* SET TASK: From the listing below, pick out each line with the word "INDEPENDENT".

Extracted data entries
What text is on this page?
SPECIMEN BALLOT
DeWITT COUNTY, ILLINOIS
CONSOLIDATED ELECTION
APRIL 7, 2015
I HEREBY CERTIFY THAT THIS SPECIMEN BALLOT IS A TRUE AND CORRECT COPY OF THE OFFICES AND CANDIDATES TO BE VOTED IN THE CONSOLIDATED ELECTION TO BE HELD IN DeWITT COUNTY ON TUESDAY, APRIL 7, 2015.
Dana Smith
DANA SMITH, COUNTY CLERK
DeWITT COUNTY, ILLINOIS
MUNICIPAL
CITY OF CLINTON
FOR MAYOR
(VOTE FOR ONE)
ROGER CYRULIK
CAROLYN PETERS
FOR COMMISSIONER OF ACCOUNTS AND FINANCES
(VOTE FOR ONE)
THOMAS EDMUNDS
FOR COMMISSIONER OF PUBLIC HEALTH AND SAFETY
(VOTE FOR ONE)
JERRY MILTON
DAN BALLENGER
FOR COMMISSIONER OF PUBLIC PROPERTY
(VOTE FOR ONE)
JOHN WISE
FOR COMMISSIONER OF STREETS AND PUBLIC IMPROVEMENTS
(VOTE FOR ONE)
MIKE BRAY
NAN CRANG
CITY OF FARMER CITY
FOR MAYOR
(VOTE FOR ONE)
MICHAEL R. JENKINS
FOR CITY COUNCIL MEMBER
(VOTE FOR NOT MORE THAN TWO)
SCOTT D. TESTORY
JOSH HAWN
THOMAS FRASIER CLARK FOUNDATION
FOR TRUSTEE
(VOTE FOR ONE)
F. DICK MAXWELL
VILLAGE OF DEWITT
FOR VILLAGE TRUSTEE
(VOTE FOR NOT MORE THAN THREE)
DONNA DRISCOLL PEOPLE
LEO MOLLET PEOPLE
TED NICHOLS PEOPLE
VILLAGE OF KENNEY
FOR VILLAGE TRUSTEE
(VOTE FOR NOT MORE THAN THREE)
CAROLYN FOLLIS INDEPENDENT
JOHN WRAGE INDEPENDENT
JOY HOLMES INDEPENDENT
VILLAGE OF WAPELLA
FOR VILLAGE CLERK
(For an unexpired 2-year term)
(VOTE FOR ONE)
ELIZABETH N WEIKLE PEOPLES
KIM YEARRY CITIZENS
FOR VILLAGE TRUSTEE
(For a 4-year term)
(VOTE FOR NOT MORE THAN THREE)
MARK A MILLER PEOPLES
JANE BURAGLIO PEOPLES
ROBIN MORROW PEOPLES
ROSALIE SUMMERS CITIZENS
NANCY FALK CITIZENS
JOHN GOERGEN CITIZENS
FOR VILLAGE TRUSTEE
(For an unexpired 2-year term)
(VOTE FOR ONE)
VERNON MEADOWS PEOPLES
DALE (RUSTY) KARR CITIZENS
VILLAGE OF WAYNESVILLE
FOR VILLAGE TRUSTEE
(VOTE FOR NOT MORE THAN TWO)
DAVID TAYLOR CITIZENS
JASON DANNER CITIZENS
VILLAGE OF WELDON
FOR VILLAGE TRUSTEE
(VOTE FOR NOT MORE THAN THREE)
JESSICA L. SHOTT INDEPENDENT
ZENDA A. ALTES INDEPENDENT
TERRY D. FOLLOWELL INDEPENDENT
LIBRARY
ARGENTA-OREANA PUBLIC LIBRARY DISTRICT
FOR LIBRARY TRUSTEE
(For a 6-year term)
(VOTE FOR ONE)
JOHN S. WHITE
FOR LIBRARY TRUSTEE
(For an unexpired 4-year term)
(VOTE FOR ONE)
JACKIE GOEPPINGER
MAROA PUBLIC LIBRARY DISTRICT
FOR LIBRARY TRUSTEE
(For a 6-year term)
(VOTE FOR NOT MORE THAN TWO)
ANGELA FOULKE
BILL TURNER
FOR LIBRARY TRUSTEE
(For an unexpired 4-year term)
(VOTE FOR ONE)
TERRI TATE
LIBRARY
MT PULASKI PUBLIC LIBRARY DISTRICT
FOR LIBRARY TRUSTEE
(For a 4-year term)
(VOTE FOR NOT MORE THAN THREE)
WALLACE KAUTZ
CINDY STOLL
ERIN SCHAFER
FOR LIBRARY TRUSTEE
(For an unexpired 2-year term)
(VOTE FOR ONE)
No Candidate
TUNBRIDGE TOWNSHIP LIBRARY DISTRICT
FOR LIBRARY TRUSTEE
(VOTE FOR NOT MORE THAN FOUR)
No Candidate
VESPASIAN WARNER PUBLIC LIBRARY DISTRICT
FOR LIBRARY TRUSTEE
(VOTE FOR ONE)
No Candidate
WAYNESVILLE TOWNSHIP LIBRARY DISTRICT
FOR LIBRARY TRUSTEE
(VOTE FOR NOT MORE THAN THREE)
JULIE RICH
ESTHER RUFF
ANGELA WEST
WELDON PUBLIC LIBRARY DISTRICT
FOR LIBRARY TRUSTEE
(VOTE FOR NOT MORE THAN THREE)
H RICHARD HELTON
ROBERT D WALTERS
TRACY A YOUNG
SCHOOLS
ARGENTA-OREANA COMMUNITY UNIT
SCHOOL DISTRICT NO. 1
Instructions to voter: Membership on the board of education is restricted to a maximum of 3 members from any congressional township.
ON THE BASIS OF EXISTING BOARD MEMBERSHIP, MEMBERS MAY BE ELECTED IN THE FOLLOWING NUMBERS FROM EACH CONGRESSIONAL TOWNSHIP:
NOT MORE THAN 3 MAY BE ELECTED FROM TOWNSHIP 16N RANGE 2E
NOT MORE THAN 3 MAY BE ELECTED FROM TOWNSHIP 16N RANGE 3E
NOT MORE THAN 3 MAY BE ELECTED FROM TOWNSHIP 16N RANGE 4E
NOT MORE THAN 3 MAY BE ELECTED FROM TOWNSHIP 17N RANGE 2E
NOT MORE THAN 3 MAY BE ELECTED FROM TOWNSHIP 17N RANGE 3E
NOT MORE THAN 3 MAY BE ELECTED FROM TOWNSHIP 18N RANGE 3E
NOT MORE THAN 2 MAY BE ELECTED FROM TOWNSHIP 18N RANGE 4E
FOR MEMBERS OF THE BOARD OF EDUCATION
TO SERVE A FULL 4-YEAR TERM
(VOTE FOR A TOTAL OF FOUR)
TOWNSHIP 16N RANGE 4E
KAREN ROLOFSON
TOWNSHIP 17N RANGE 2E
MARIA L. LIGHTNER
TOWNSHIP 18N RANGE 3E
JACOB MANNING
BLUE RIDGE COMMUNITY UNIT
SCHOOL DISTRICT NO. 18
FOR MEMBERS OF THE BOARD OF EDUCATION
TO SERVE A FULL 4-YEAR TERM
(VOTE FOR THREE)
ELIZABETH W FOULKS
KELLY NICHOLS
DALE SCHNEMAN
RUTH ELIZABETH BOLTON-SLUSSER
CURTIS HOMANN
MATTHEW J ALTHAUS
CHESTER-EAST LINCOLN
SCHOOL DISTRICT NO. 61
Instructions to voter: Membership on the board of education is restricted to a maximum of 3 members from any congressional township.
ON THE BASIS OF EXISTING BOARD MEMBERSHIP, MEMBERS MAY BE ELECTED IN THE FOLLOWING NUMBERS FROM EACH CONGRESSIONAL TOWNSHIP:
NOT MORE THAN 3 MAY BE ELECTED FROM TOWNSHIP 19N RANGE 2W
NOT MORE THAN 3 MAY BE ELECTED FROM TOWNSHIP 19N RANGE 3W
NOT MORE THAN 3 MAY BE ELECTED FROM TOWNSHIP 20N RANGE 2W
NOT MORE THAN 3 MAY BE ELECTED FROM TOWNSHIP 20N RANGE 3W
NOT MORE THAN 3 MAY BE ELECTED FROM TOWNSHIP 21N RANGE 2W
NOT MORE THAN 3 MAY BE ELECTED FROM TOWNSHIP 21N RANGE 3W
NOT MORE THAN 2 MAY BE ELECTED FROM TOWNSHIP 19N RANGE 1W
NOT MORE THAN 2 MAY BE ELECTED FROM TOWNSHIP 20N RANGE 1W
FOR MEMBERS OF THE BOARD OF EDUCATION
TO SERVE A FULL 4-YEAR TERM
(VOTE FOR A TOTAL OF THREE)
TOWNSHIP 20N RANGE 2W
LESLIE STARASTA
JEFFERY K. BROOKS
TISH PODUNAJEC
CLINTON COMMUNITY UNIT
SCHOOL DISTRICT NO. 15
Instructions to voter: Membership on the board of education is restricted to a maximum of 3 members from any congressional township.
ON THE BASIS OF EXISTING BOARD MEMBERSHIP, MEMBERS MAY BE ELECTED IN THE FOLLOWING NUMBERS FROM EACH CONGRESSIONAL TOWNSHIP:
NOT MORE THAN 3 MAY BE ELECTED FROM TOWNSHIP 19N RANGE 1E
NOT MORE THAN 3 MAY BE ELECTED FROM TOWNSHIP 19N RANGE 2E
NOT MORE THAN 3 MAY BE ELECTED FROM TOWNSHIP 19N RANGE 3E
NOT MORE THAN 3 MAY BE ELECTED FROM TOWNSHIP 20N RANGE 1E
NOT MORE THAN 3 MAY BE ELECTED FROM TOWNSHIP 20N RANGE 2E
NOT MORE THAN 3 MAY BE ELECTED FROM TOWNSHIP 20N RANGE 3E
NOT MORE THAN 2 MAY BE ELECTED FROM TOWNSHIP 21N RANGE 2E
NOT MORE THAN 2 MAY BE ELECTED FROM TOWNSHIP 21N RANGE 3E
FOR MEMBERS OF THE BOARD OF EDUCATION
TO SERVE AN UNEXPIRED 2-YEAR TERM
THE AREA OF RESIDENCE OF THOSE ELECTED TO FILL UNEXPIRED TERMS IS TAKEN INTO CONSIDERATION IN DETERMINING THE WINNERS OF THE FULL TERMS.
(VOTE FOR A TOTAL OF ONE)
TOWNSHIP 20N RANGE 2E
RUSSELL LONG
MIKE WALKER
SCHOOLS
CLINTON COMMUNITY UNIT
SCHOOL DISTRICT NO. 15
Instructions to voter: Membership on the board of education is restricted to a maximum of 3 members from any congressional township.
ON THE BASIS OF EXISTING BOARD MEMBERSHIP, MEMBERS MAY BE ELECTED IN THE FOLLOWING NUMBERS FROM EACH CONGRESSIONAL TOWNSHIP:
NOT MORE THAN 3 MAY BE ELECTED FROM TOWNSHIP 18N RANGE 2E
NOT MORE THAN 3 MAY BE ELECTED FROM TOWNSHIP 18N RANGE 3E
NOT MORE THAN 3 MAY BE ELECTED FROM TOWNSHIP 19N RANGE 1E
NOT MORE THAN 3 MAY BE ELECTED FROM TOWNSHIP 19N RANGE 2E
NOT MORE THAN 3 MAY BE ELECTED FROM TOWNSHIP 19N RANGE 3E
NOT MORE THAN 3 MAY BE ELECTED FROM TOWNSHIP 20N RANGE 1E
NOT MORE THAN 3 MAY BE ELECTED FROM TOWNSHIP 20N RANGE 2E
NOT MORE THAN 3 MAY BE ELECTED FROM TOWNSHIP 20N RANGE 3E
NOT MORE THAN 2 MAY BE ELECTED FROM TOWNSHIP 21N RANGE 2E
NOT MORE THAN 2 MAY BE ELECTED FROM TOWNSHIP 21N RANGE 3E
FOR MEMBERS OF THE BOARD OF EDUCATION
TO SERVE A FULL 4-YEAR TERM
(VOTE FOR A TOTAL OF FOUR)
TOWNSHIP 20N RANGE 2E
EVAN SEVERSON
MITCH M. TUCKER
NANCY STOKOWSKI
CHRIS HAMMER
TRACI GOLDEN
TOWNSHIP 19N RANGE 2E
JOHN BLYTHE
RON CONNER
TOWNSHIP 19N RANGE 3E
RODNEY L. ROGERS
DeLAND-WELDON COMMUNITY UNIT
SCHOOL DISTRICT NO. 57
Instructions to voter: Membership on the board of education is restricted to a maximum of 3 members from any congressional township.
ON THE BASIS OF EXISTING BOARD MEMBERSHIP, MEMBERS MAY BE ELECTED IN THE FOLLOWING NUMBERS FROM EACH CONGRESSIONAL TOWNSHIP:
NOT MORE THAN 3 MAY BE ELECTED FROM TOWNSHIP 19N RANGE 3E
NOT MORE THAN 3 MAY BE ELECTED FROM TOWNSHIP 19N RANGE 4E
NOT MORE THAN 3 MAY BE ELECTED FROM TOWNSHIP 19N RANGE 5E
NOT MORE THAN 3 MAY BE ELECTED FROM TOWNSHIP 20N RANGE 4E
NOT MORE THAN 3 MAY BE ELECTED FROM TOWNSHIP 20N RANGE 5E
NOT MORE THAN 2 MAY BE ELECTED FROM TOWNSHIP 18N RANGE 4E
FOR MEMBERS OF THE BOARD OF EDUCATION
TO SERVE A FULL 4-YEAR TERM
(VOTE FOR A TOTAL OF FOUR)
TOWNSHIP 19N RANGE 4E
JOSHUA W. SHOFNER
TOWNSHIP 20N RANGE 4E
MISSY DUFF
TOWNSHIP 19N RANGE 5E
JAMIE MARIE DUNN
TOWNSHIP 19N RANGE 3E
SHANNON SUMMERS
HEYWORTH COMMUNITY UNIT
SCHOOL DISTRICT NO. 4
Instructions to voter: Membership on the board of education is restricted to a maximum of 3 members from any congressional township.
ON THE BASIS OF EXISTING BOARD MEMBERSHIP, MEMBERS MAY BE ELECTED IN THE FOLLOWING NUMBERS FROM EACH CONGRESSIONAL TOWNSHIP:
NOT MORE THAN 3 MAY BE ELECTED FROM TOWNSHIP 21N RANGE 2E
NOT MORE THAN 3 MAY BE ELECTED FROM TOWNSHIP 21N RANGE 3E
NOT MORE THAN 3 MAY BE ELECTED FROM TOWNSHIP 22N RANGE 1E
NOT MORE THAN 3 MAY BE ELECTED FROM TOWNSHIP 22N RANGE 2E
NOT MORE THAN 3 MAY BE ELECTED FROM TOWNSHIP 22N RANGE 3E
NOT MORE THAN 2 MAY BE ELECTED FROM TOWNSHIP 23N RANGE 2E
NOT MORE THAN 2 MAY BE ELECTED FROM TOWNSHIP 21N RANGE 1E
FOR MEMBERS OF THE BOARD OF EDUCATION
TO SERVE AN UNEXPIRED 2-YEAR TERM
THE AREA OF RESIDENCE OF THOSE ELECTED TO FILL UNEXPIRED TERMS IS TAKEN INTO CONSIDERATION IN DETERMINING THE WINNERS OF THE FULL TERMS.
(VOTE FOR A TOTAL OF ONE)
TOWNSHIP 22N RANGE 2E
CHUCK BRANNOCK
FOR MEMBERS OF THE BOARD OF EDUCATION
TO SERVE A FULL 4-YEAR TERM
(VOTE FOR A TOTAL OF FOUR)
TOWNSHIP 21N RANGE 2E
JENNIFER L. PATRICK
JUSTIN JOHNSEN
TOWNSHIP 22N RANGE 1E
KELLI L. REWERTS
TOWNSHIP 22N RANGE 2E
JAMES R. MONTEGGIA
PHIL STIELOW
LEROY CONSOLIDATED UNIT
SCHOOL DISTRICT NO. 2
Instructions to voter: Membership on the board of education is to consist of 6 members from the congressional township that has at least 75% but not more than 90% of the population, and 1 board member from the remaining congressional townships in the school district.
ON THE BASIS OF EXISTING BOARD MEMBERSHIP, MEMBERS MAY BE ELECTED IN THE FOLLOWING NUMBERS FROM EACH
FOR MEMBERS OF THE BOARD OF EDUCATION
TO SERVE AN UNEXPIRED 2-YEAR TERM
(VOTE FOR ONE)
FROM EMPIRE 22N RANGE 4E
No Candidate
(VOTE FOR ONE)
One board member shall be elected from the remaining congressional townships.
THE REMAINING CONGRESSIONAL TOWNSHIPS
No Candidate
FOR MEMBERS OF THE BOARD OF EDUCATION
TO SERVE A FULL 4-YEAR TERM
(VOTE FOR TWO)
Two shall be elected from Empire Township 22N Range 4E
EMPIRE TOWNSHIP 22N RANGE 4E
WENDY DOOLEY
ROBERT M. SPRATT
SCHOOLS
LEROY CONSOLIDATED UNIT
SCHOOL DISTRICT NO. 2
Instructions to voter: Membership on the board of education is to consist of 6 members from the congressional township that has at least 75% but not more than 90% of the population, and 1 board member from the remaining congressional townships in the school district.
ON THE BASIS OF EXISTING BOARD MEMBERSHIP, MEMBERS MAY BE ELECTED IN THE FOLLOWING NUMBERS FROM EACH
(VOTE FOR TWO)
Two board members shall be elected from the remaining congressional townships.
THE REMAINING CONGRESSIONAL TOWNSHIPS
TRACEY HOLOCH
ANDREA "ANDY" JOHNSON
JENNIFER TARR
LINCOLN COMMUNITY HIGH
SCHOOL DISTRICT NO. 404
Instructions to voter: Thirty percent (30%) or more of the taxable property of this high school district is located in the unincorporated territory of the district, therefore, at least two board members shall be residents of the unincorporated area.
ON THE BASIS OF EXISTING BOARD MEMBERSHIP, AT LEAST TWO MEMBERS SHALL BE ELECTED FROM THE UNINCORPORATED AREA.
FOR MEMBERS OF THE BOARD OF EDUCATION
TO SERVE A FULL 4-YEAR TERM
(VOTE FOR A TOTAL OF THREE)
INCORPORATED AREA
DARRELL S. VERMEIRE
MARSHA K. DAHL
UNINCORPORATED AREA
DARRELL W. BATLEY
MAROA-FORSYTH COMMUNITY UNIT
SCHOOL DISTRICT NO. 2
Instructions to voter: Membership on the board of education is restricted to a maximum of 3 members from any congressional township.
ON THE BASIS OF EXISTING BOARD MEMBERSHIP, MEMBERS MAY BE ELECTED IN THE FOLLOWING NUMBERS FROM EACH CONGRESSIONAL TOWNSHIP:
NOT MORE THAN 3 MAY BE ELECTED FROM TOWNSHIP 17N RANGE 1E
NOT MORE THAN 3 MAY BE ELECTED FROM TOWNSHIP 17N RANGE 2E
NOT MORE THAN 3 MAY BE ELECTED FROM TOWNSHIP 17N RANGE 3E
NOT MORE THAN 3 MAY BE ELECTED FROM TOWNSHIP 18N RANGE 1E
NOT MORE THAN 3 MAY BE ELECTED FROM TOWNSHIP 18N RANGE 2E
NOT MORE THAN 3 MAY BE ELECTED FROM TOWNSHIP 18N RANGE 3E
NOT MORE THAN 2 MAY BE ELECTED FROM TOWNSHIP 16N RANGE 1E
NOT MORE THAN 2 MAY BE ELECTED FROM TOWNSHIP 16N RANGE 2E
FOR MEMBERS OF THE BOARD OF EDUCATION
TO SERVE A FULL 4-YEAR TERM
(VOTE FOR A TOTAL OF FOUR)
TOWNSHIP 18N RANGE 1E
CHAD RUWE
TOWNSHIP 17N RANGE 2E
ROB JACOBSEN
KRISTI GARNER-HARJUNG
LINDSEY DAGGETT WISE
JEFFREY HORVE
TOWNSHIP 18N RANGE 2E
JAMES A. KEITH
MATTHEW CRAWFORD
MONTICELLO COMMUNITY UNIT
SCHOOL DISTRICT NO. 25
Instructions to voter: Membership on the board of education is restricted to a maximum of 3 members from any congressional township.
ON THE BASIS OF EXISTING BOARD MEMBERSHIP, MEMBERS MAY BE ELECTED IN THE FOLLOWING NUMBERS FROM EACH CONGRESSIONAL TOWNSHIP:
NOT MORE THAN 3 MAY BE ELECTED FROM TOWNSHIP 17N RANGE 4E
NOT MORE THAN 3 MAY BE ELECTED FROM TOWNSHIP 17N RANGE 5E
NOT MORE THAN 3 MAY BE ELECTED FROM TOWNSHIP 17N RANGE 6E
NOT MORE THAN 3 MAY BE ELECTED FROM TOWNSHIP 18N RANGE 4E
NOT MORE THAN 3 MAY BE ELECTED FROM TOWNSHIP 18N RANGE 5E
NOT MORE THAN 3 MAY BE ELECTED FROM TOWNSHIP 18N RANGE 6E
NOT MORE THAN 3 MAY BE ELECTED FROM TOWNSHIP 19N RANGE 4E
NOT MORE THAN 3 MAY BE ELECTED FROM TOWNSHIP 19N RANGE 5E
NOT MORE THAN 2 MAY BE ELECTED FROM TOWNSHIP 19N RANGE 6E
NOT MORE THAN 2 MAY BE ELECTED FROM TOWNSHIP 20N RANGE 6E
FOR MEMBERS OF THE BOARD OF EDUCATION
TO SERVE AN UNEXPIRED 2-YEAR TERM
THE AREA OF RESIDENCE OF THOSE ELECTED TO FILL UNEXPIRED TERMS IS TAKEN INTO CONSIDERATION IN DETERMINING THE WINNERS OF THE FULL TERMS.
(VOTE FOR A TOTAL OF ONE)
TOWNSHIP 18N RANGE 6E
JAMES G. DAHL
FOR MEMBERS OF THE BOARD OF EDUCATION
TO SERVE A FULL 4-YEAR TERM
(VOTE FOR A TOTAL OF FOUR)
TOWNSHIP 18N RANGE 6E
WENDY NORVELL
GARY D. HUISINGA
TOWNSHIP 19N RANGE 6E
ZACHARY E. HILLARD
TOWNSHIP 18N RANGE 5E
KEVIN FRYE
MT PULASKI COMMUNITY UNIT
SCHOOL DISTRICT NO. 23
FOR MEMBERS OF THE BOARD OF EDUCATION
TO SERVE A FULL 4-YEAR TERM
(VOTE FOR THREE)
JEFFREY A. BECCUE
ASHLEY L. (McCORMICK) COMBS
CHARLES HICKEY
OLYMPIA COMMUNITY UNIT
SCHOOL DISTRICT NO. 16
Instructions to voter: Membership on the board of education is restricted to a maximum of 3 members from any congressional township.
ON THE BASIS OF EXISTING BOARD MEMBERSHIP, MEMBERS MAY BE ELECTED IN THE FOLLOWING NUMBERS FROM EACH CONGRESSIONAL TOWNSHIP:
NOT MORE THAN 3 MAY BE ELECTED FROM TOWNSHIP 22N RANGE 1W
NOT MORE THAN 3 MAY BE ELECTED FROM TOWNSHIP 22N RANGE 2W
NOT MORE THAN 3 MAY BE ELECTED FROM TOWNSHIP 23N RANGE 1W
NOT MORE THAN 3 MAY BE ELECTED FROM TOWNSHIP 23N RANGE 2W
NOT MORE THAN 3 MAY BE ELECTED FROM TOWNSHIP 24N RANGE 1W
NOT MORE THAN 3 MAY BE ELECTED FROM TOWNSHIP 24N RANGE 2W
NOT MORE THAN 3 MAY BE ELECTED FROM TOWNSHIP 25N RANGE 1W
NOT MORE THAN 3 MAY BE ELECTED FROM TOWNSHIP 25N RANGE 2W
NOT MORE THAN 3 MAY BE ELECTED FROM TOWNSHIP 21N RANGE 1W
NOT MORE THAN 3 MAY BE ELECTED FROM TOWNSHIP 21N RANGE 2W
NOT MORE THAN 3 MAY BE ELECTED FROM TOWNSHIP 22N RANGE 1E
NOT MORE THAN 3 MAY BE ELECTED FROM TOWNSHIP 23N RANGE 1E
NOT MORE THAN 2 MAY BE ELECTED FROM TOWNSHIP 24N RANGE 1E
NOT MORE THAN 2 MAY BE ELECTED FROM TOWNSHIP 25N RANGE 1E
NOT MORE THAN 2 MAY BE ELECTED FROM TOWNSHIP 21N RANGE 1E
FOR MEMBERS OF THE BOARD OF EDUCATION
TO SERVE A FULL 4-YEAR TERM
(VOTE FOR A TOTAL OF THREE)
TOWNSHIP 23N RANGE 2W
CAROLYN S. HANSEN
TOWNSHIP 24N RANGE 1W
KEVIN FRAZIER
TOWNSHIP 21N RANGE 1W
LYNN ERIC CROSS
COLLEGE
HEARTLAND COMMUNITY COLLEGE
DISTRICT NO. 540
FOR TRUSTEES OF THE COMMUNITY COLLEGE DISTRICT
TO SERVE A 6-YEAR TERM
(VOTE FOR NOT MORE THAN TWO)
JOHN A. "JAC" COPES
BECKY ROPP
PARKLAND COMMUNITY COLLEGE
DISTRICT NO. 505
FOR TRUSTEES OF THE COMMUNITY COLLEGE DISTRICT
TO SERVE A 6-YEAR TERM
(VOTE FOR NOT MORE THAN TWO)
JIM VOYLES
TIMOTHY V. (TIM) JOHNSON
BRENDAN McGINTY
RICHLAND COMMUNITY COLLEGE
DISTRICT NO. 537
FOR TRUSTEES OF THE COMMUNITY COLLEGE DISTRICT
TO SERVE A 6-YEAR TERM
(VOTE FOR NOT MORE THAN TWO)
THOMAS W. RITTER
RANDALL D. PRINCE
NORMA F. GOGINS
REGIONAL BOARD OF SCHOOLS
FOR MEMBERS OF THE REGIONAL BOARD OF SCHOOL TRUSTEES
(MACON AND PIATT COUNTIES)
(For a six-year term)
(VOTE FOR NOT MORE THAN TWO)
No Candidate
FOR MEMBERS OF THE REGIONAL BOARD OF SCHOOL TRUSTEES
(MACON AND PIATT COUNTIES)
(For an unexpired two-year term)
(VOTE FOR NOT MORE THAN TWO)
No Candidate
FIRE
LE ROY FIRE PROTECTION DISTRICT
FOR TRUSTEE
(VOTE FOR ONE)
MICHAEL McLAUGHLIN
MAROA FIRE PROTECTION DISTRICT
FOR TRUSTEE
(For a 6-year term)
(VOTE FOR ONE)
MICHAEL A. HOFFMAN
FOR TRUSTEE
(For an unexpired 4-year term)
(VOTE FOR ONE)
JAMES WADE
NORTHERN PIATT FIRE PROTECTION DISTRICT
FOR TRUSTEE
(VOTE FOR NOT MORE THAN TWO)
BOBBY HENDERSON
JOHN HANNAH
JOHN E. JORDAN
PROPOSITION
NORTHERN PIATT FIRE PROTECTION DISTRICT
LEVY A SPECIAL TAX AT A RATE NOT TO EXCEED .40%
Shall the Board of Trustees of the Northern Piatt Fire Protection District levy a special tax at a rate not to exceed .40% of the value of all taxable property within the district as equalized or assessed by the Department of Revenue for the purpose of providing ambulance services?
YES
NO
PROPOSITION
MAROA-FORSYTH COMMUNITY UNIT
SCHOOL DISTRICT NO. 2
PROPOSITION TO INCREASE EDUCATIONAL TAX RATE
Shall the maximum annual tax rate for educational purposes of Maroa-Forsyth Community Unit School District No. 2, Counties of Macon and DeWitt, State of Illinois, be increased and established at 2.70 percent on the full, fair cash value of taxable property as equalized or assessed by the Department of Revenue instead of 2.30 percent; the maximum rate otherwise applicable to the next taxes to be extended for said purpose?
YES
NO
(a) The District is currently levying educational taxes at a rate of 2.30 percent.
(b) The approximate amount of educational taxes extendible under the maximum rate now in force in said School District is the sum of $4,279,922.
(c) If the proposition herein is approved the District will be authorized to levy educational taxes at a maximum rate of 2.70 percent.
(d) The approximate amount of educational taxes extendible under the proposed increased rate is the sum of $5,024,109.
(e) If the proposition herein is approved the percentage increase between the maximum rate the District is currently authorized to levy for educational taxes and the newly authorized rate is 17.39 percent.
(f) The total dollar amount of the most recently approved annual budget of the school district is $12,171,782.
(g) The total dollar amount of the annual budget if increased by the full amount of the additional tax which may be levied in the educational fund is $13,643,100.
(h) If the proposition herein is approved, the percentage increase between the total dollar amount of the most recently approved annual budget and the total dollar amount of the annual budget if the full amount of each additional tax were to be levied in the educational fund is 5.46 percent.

* ANSWER IN FULL:
CAROLYN FOLLIS INDEPENDENT
JOHN WRAGE INDEPENDENT
JOY HOLMES INDEPENDENT
JESSICA L. SHOTT INDEPENDENT
ZENDA A. ALTES INDEPENDENT
TERRY D. FOLLOWELL INDEPENDENT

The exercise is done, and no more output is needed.